__TASK__
Copy out all lines of the records in which the word "such" appears.

* Begin *

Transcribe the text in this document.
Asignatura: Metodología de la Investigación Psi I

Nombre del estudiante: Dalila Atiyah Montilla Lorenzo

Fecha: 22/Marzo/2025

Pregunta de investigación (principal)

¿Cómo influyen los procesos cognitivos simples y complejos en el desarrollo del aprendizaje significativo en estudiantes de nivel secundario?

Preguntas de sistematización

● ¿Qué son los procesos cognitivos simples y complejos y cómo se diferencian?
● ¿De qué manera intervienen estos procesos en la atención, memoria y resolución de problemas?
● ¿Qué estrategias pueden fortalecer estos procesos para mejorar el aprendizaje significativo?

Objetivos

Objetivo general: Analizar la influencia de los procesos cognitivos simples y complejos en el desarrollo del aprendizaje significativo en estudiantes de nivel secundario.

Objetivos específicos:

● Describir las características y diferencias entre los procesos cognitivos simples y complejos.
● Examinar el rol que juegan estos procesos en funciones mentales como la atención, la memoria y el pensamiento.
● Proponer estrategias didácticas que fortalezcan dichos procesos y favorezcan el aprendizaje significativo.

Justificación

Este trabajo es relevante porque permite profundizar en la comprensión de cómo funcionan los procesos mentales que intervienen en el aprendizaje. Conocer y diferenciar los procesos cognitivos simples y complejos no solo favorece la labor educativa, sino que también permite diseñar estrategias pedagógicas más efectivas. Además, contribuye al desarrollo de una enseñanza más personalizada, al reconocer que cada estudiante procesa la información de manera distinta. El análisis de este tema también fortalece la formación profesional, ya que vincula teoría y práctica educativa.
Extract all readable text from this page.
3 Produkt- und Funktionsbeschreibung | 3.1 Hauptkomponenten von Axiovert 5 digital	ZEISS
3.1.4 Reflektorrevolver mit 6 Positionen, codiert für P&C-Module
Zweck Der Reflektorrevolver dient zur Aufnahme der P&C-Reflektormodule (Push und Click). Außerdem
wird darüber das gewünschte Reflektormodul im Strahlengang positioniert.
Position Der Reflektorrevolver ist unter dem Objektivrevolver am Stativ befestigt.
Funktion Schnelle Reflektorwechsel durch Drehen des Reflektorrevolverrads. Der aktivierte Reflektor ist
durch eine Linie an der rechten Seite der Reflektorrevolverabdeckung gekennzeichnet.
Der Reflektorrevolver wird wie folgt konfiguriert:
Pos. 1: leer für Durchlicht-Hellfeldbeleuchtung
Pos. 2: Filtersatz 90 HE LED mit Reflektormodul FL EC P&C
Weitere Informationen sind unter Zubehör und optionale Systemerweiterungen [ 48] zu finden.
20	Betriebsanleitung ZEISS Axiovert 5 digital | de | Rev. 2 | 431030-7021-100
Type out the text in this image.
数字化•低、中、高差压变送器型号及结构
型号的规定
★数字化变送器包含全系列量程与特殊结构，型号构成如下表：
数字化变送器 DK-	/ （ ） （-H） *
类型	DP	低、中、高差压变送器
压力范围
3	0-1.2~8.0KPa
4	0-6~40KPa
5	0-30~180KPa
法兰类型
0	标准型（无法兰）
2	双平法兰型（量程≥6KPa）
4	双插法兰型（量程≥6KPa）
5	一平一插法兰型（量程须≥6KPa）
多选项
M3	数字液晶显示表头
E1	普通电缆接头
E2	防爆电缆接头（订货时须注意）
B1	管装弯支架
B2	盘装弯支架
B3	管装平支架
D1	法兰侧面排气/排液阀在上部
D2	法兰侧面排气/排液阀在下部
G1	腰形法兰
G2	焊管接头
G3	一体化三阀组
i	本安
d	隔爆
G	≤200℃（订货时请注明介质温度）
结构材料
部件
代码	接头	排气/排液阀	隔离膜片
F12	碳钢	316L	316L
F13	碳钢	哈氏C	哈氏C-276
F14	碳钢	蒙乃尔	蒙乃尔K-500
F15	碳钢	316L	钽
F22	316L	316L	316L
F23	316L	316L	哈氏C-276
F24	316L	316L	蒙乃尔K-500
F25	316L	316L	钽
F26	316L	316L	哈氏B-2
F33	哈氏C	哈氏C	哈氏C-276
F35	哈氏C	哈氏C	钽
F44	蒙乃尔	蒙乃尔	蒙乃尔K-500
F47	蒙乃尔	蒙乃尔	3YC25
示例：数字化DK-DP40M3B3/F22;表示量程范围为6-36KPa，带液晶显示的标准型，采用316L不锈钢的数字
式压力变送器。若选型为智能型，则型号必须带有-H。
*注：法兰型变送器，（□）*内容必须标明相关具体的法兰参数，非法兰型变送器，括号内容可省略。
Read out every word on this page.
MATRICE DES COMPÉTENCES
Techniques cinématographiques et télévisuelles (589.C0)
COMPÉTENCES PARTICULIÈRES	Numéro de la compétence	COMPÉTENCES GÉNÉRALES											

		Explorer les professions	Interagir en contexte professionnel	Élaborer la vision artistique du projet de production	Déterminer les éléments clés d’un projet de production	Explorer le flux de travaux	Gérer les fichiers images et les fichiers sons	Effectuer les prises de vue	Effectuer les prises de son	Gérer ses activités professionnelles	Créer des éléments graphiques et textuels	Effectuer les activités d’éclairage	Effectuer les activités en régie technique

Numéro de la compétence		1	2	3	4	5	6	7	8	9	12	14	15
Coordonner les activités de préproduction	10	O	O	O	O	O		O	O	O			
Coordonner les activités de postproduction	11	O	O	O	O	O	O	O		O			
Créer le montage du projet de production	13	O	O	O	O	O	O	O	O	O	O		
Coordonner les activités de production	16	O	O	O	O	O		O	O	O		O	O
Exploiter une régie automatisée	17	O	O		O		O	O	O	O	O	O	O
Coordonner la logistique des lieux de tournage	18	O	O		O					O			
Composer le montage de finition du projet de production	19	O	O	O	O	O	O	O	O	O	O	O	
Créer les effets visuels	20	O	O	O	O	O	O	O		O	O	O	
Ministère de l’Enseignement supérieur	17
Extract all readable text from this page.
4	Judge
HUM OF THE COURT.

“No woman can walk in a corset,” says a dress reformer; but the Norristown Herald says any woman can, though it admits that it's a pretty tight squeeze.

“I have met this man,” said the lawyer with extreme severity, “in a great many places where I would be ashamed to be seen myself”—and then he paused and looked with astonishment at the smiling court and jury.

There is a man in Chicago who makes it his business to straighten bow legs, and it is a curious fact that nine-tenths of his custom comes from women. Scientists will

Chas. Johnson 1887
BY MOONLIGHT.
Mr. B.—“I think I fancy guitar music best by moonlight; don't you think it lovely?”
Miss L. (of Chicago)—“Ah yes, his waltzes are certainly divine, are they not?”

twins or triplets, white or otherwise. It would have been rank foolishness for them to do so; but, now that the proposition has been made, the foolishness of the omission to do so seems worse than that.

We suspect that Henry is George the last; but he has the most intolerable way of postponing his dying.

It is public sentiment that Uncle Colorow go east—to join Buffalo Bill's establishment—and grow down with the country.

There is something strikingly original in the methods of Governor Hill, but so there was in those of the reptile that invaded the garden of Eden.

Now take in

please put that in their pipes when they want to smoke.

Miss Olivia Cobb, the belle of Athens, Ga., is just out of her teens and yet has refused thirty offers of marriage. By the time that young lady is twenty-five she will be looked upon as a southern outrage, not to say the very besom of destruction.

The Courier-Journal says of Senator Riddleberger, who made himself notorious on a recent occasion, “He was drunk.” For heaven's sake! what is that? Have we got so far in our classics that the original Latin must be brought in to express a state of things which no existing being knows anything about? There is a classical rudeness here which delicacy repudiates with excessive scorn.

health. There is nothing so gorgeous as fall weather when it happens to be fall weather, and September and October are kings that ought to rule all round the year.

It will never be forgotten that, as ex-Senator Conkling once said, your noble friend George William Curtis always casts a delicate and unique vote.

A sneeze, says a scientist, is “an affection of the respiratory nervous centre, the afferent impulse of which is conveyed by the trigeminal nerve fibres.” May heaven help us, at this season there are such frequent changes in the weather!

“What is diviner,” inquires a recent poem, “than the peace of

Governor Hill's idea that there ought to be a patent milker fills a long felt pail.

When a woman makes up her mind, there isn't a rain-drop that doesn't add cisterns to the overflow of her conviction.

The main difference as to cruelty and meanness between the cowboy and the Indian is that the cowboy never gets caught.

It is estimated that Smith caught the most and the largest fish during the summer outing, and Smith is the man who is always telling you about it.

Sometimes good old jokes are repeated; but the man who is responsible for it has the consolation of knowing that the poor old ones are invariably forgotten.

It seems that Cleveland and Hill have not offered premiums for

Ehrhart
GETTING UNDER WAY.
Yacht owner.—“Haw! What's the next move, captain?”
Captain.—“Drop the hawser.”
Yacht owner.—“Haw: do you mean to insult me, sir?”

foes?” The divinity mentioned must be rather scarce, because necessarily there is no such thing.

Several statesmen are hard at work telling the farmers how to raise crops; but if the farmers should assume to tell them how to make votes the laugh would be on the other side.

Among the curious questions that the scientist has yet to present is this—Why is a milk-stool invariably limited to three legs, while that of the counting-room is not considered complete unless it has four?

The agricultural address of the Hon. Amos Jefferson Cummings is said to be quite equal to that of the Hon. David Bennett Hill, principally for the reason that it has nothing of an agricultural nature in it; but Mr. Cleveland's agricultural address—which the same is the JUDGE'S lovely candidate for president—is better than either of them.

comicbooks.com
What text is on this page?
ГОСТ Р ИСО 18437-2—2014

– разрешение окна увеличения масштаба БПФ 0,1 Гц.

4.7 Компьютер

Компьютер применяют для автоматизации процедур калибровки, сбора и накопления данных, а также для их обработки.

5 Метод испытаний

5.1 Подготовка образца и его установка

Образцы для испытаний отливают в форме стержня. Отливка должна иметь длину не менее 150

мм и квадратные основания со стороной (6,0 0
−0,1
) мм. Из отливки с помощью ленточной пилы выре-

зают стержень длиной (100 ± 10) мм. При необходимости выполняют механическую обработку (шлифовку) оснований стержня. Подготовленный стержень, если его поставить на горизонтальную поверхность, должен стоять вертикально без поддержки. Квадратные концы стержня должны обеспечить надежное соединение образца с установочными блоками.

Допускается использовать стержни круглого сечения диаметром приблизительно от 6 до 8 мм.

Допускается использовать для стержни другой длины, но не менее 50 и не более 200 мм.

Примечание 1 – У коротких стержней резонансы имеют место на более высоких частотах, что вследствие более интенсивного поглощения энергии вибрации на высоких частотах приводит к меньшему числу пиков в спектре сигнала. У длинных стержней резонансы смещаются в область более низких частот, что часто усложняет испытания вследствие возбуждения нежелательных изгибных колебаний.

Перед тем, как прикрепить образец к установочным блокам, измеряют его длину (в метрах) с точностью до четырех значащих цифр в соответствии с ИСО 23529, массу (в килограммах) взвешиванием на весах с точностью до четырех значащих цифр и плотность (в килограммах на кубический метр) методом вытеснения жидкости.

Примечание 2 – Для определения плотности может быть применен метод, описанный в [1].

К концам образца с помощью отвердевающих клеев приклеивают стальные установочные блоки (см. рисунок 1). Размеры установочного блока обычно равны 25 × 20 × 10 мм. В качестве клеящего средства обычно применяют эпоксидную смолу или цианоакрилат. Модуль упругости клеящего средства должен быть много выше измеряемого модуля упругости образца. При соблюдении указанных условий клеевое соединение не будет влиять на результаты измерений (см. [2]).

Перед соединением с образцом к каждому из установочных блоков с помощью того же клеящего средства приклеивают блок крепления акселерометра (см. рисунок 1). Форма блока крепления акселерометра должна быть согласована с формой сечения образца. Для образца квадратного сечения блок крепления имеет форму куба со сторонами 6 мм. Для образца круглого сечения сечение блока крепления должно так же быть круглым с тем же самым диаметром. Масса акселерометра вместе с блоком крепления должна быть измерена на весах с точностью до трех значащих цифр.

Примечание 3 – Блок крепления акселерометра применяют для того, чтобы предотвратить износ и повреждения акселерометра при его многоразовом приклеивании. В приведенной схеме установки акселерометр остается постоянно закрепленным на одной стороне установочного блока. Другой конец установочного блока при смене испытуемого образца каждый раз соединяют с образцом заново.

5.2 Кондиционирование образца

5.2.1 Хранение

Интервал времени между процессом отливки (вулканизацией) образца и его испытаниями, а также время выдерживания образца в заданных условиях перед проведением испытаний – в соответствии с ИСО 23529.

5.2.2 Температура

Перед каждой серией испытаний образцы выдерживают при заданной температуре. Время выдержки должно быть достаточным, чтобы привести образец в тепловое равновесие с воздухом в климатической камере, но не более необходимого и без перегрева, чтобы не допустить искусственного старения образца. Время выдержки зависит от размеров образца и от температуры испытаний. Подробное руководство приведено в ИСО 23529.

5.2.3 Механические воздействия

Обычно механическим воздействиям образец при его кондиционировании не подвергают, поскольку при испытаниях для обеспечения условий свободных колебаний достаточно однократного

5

* End *

__FINAL RESULT__
A sneeze, says a scientist, is “an affection of the respiratory nervous centre, the afferent impulse of which is conveyed by the trigeminal nerve fibres.” May heaven help us, at this season there are such frequent changes in the weather!
foes?” The divinity mentioned must be rather scarce, because necessarily there is no such thing.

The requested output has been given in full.